* [Aim]
Where a line contains the word "JSON", copy that line.

* [Data extract]

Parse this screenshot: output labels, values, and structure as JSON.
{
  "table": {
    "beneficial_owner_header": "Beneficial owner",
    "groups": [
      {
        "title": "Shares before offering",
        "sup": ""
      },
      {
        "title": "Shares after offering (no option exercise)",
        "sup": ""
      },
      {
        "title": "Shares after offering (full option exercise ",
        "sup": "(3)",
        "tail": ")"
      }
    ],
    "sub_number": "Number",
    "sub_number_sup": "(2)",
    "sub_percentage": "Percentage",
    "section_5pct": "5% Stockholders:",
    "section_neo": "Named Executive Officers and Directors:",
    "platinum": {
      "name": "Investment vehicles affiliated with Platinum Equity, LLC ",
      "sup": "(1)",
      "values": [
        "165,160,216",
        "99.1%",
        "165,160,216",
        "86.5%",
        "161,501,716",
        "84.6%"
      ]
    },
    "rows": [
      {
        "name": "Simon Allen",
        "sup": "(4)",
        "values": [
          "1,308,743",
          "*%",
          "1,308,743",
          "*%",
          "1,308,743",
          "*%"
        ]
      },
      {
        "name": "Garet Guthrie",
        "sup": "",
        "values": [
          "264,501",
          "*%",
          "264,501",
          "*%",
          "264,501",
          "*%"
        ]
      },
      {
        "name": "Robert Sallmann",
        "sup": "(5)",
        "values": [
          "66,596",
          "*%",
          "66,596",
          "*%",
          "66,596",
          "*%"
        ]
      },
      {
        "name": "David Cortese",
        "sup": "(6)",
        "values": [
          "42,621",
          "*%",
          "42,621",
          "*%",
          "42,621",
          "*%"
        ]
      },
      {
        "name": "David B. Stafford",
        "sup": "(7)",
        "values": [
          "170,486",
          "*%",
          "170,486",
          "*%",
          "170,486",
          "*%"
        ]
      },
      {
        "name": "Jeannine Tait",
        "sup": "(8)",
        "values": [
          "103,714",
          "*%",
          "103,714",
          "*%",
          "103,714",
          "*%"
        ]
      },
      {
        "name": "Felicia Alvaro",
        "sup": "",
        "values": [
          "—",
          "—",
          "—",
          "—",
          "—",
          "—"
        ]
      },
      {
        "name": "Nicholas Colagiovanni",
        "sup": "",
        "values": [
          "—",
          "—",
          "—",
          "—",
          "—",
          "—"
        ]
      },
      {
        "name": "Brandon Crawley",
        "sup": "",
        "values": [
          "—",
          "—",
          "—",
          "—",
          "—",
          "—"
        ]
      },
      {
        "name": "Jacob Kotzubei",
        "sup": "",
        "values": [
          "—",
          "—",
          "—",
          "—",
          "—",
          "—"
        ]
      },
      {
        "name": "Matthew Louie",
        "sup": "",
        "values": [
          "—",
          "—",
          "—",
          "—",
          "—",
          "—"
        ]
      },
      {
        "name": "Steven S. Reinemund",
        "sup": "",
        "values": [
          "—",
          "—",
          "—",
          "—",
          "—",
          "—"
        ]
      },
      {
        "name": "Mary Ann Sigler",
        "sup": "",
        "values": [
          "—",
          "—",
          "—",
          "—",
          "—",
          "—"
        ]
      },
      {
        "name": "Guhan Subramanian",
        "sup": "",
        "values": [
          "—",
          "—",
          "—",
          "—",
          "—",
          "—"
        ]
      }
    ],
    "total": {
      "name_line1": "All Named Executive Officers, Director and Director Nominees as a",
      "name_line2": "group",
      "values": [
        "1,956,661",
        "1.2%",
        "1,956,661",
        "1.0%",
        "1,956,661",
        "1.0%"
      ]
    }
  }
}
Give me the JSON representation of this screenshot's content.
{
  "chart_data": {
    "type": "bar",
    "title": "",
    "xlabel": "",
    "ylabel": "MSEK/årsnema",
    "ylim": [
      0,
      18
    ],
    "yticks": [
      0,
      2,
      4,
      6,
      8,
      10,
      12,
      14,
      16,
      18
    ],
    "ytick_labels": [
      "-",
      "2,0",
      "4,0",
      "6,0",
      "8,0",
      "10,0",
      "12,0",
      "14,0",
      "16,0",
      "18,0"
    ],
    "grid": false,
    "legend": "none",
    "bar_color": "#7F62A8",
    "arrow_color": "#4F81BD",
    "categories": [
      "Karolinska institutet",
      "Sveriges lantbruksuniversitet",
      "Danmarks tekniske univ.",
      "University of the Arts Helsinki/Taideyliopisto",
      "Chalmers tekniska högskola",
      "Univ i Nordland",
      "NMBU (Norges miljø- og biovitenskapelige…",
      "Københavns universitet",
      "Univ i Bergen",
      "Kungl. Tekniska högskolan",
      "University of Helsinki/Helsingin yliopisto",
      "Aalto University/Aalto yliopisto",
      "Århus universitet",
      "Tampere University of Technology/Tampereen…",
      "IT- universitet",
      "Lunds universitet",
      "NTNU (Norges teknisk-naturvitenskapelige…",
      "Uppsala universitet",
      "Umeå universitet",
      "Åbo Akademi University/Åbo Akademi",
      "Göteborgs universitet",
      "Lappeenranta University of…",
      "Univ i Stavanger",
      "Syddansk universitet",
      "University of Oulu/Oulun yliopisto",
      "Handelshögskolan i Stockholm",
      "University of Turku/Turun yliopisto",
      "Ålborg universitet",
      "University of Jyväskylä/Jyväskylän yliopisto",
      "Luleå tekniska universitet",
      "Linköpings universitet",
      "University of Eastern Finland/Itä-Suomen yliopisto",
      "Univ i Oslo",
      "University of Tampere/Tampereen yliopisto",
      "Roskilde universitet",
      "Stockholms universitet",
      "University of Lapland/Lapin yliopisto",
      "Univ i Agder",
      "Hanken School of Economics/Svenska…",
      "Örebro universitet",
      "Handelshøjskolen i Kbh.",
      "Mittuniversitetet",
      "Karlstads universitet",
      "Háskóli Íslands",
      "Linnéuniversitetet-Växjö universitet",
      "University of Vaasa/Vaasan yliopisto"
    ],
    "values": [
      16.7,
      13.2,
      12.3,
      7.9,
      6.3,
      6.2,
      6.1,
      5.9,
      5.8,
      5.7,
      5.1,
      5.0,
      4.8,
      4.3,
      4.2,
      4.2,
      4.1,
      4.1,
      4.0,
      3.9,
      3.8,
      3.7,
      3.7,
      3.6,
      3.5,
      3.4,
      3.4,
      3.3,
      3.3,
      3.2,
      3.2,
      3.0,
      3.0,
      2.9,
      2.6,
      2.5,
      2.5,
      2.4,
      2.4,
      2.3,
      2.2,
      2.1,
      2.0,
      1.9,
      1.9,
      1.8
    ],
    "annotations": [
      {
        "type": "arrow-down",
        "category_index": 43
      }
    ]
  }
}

* [Completed task]
Parse this screenshot: output labels, values, and structure as JSON.
Give me the JSON representation of this screenshot's content.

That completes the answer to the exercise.